Count the lines containing "труда". Give the number alone.

Collected data entries:

◇ ◇ ◇ ◇

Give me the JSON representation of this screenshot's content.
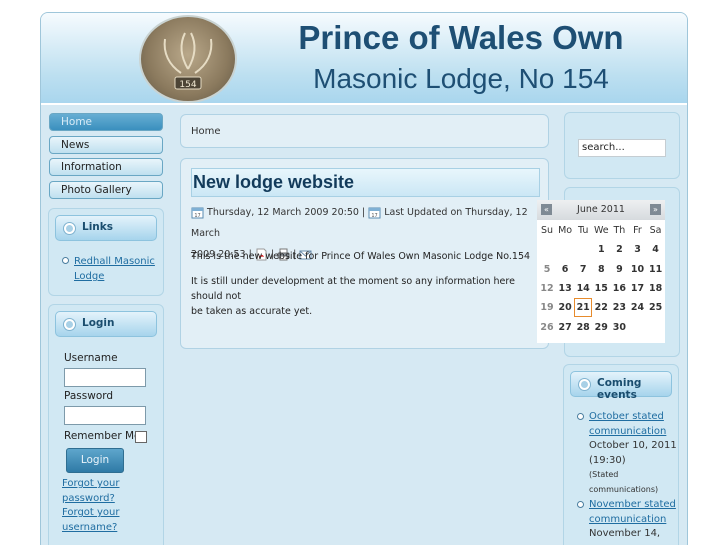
{
  "header": {
    "title_line1": "Prince of Wales Own",
    "title_line2": "Masonic Lodge, No 154",
    "logo_text": "154"
  },
  "nav": [
    {
      "label": "Home",
      "active": true
    },
    {
      "label": "News",
      "active": false
    },
    {
      "label": "Information",
      "active": false
    },
    {
      "label": "Photo Gallery",
      "active": false
    }
  ],
  "links_box": {
    "heading": "Links",
    "items": [
      "Redhall Masonic",
      "Lodge"
    ]
  },
  "login_box": {
    "heading": "Login",
    "username_label": "Username",
    "password_label": "Password",
    "remember_label": "Remember Me",
    "login_button": "Login",
    "forgot_password": [
      "Forgot your",
      "password?"
    ],
    "forgot_username": [
      "Forgot your",
      "username?"
    ]
  },
  "breadcrumb": "Home",
  "article": {
    "title": "New lodge website",
    "created": "Thursday, 12 March 2009 20:50",
    "updated_prefix": "Last Updated on Thursday, 12 March",
    "updated_time": "2009 20:53",
    "sep": "|",
    "paragraph1": "This is the new website for Prince Of Wales Own Masonic Lodge No.154",
    "paragraph2_line1": "It is still under development at the moment so any information here should not",
    "paragraph2_line2": "be taken as accurate yet."
  },
  "search": {
    "value": "search..."
  },
  "calendar": {
    "month": "June 2011",
    "prev": "«",
    "next": "»",
    "weekdays": [
      "Su",
      "Mo",
      "Tu",
      "We",
      "Th",
      "Fr",
      "Sa"
    ],
    "weeks": [
      [
        "",
        "",
        "",
        "1",
        "2",
        "3",
        "4"
      ],
      [
        "5",
        "6",
        "7",
        "8",
        "9",
        "10",
        "11"
      ],
      [
        "12",
        "13",
        "14",
        "15",
        "16",
        "17",
        "18"
      ],
      [
        "19",
        "20",
        "21",
        "22",
        "23",
        "24",
        "25"
      ],
      [
        "26",
        "27",
        "28",
        "29",
        "30",
        "",
        ""
      ]
    ],
    "today": "21"
  },
  "events": {
    "heading": "Coming events",
    "items": [
      {
        "title": [
          "October stated",
          "communication"
        ],
        "date": [
          "October 10, 2011",
          "(19:30)"
        ],
        "category": [
          "(Stated",
          "communications)"
        ]
      },
      {
        "title": [
          "November stated",
          "communication"
        ],
        "date": [
          "November 14,"
        ]
      }
    ]
  },
  "colors": {
    "accent": "#1e4f74",
    "link": "#1f6da1",
    "panel": "#d1e8f3"
  }
}
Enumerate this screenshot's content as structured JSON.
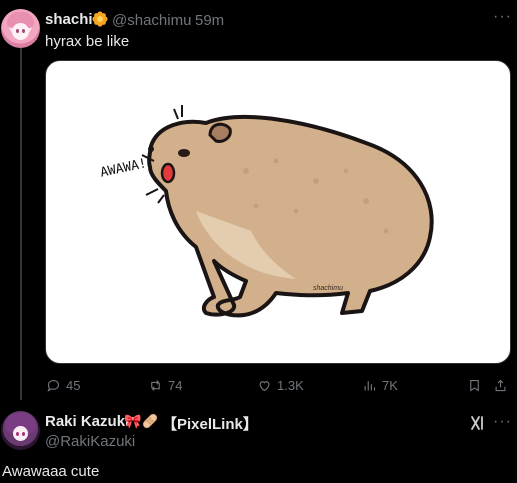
{
  "post": {
    "author": {
      "name": "shachi",
      "handle": "@shachimu",
      "time": "59m"
    },
    "separator": "·",
    "text": "hyrax be like",
    "image": {
      "sound_text": "AWAWA!",
      "signature": "shachimu"
    },
    "stats": {
      "replies": "45",
      "reposts": "74",
      "likes": "1.3K",
      "views": "7K"
    }
  },
  "reply": {
    "author": {
      "name": "Raki Kazuki",
      "tag": "【PixelLink】",
      "handle": "@RakiKazuki"
    },
    "emoji_bow": "🎀",
    "text": "Awawaaa cute"
  },
  "ui": {
    "more": "···"
  },
  "icons": [
    "flower-badge-icon",
    "more-icon",
    "reply-icon",
    "repost-icon",
    "like-icon",
    "views-icon",
    "bookmark-icon",
    "share-icon",
    "bow-emoji",
    "bandage-emoji",
    "grok-icon"
  ],
  "colors": {
    "background": "#000000",
    "text": "#e7e9ea",
    "muted": "#71767b",
    "badge": "#f4a623",
    "hyrax_body": "#d1b08b",
    "bow": "#e0245e"
  }
}
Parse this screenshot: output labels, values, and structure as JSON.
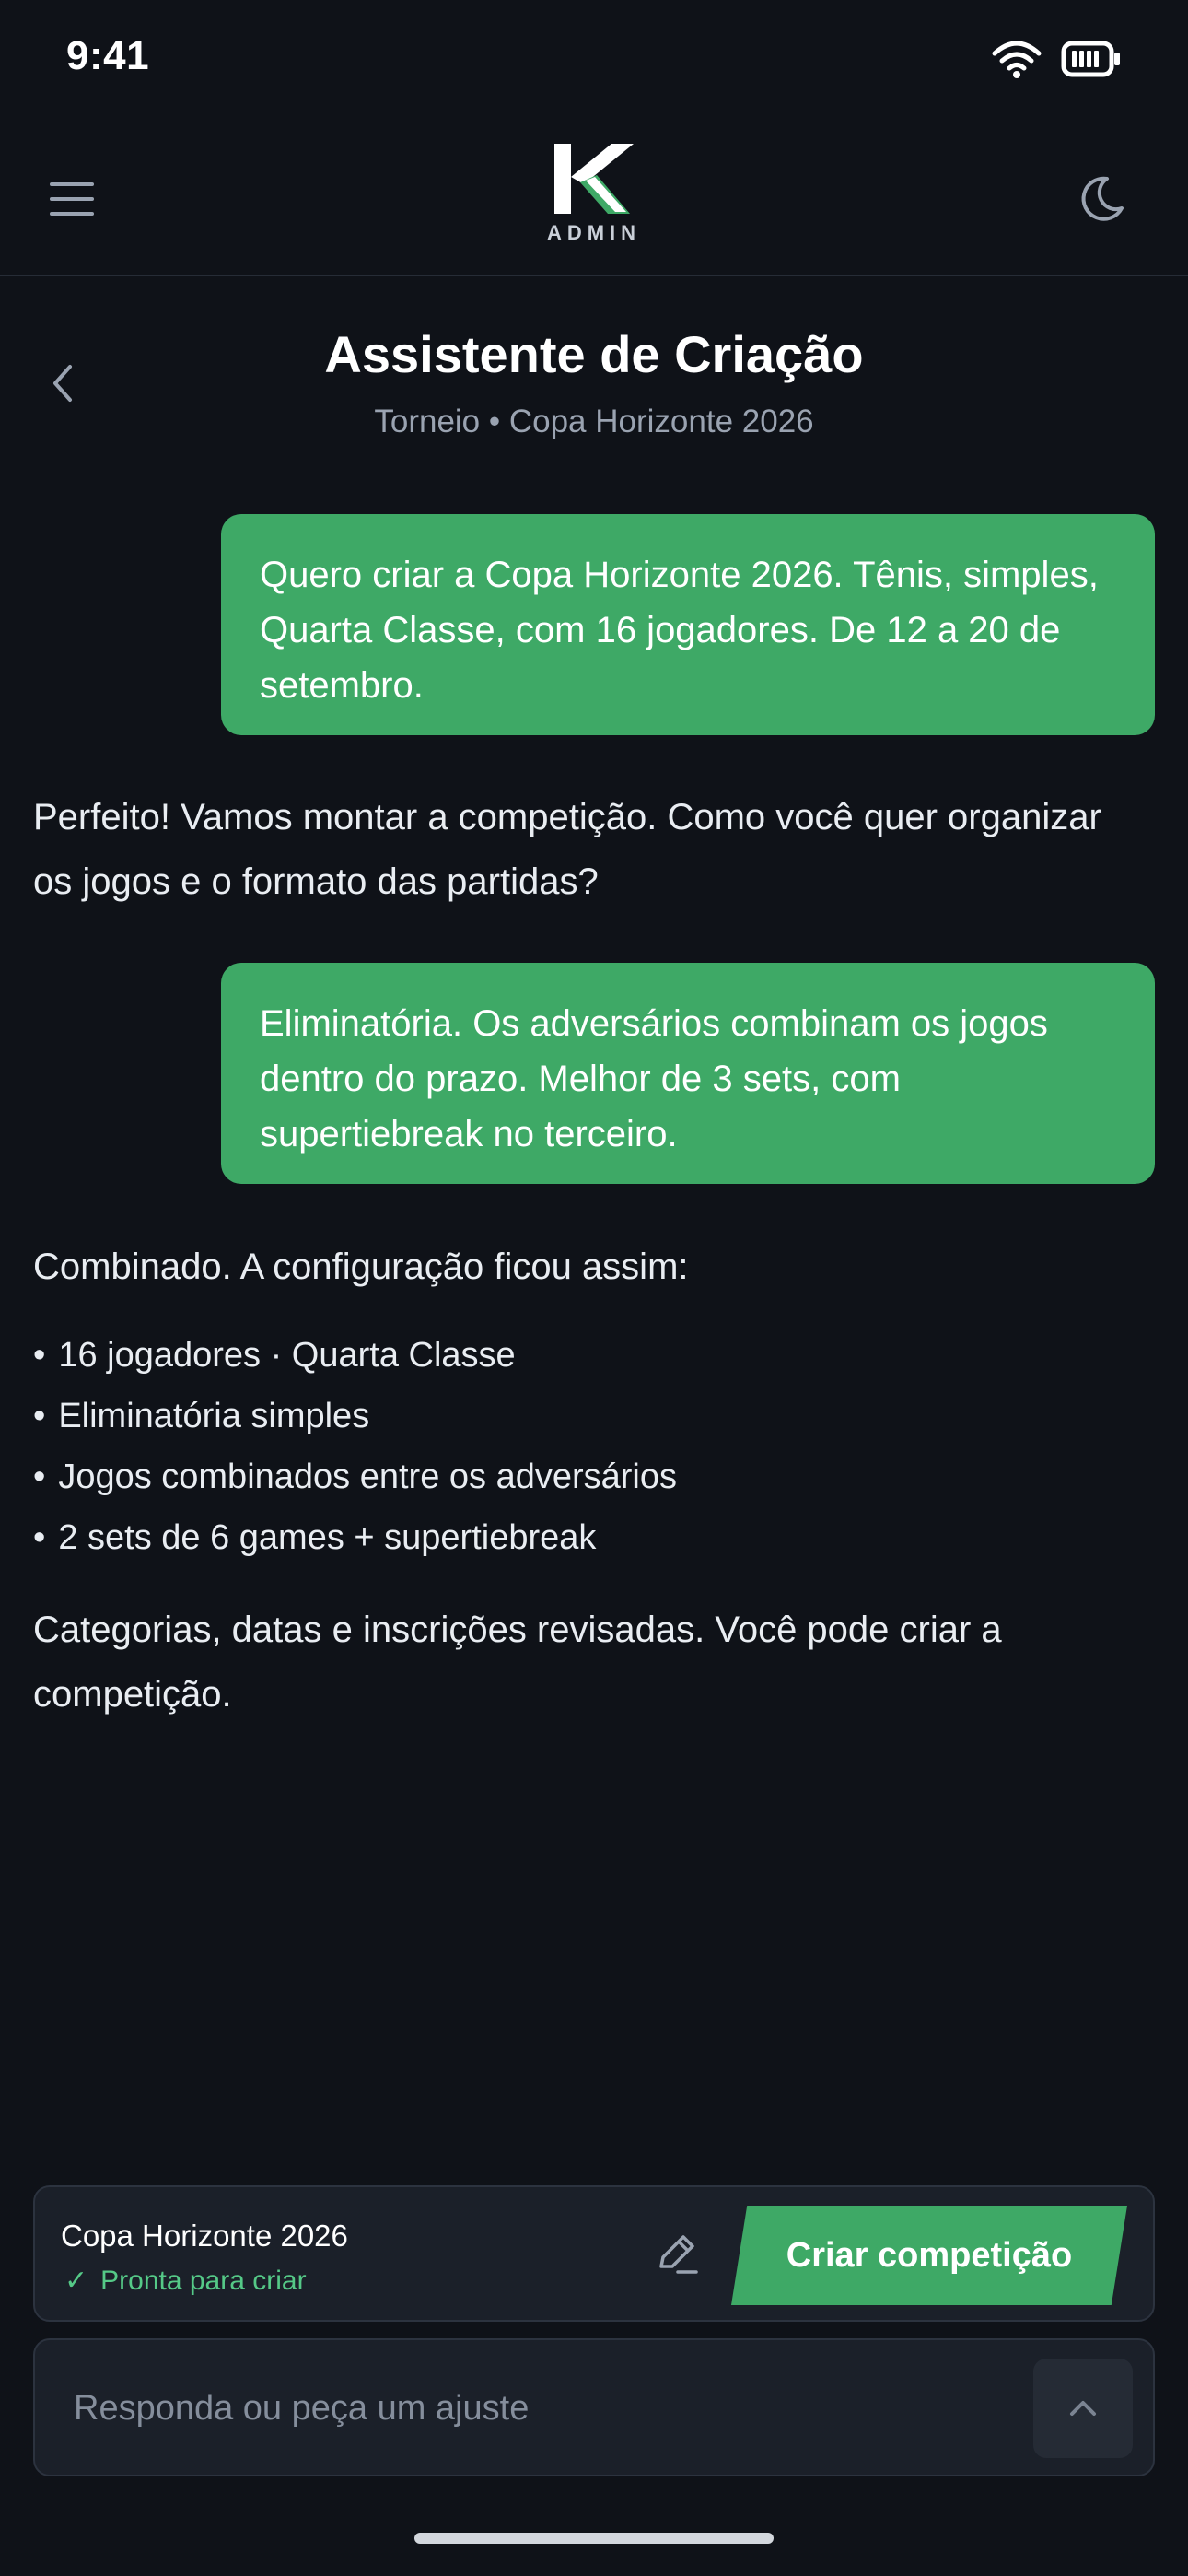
{
  "status_bar": {
    "time": "9:41"
  },
  "nav": {
    "logo_text": "ADMIN"
  },
  "header": {
    "title": "Assistente de Criação",
    "subtitle": "Torneio • Copa Horizonte 2026"
  },
  "chat": {
    "messages": [
      {
        "role": "user",
        "text": "Quero criar a Copa Horizonte 2026. Tênis, simples, Quarta Classe, com 16 jogadores. De 12 a 20 de setembro."
      },
      {
        "role": "assistant",
        "text": "Perfeito! Vamos montar a competição. Como você quer organizar os jogos e o formato das partidas?"
      },
      {
        "role": "user",
        "text": "Eliminatória. Os adversários combinam os jogos dentro do prazo. Melhor de 3 sets, com supertiebreak no terceiro."
      },
      {
        "role": "assistant",
        "intro": "Combinado. A configuração ficou assim:",
        "bullets": [
          "16 jogadores · Quarta Classe",
          "Eliminatória simples",
          "Jogos combinados entre os adversários",
          "2 sets de 6 games + supertiebreak"
        ],
        "outro": "Categorias, datas e inscrições revisadas. Você pode criar a competição."
      }
    ]
  },
  "ready_card": {
    "name": "Copa Horizonte 2026",
    "status": "Pronta para criar",
    "create_label": "Criar competição"
  },
  "composer": {
    "placeholder": "Responda ou peça um ajuste"
  },
  "colors": {
    "background": "#0f1218",
    "accent": "#3ea966",
    "ready_status": "#55c987"
  },
  "icons": [
    "menu-icon",
    "moon-icon",
    "chevron-left-icon",
    "pencil-icon",
    "check-icon",
    "chevron-up-icon",
    "wifi-icon",
    "battery-icon"
  ]
}
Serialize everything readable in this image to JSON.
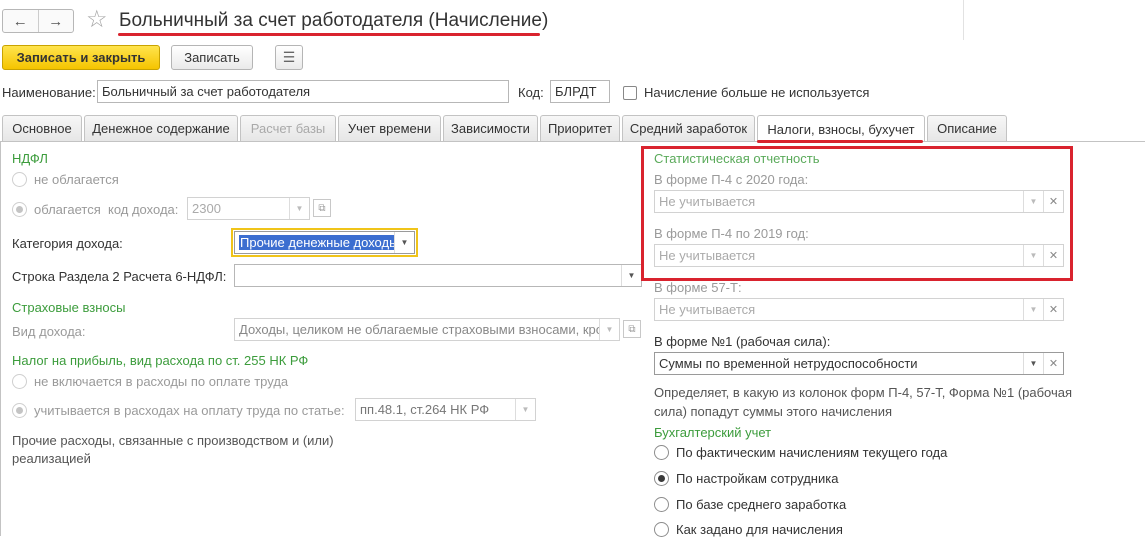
{
  "header": {
    "title": "Больничный за счет работодателя (Начисление)",
    "back_icon": "←",
    "forward_icon": "→",
    "star_icon": "☆"
  },
  "toolbar": {
    "save_close_label": "Записать и закрыть",
    "save_label": "Записать",
    "doc_icon": "☰"
  },
  "form": {
    "name_label": "Наименование:",
    "name_value": "Больничный за счет работодателя",
    "code_label": "Код:",
    "code_value": "БЛРДТ",
    "unused_label": "Начисление больше не используется"
  },
  "tabs": [
    {
      "label": "Основное"
    },
    {
      "label": "Денежное содержание"
    },
    {
      "label": "Расчет базы"
    },
    {
      "label": "Учет времени"
    },
    {
      "label": "Зависимости"
    },
    {
      "label": "Приоритет"
    },
    {
      "label": "Средний заработок"
    },
    {
      "label": "Налоги, взносы, бухучет"
    },
    {
      "label": "Описание"
    }
  ],
  "left": {
    "ndfl_title": "НДФЛ",
    "not_taxed": "не облагается",
    "taxed": "облагается",
    "income_code_label": "код дохода:",
    "income_code_value": "2300",
    "income_category_label": "Категория дохода:",
    "income_category_value": "Прочие денежные доходы",
    "row6_label": "Строка Раздела 2 Расчета 6-НДФЛ:",
    "row6_value": "",
    "insurance_title": "Страховые взносы",
    "income_type_label": "Вид дохода:",
    "income_type_value": "Доходы, целиком не облагаемые страховыми взносами, кроме пособий",
    "profit_tax_title": "Налог на прибыль, вид расхода по ст. 255 НК РФ",
    "not_included": "не включается в расходы по оплате труда",
    "included": "учитывается в расходах на оплату труда по статье:",
    "article_value": "пп.48.1, ст.264 НК РФ",
    "other_expenses": "Прочие расходы, связанные с производством и (или) реализацией"
  },
  "right": {
    "stat_title": "Статистическая отчетность",
    "p4_2020_label": "В форме П-4 с 2020 года:",
    "p4_2020_value": "Не учитывается",
    "p4_2019_label": "В форме П-4 по 2019 год:",
    "p4_2019_value": "Не учитывается",
    "f57_label": "В форме 57-Т:",
    "f57_value": "Не учитывается",
    "f1_label": "В форме №1 (рабочая сила):",
    "f1_value": "Суммы по временной нетрудоспособности",
    "description": "Определяет, в какую из колонок форм П-4, 57-Т, Форма №1 (рабочая сила) попадут суммы этого начисления",
    "accounting_title": "Бухгалтерский учет",
    "acc_options": [
      {
        "label": "По фактическим начислениям текущего года",
        "selected": false
      },
      {
        "label": "По настройкам сотрудника",
        "selected": true
      },
      {
        "label": "По базе среднего заработка",
        "selected": false
      },
      {
        "label": "Как задано для начисления",
        "selected": false
      }
    ]
  },
  "colors": {
    "accent_yellow": "#f5c400",
    "highlight_red": "#d9232e",
    "section_green": "#3c9c3c"
  }
}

◇ ◇ ◇ ◇

• **RESULT OF THE EXERCISE**: 2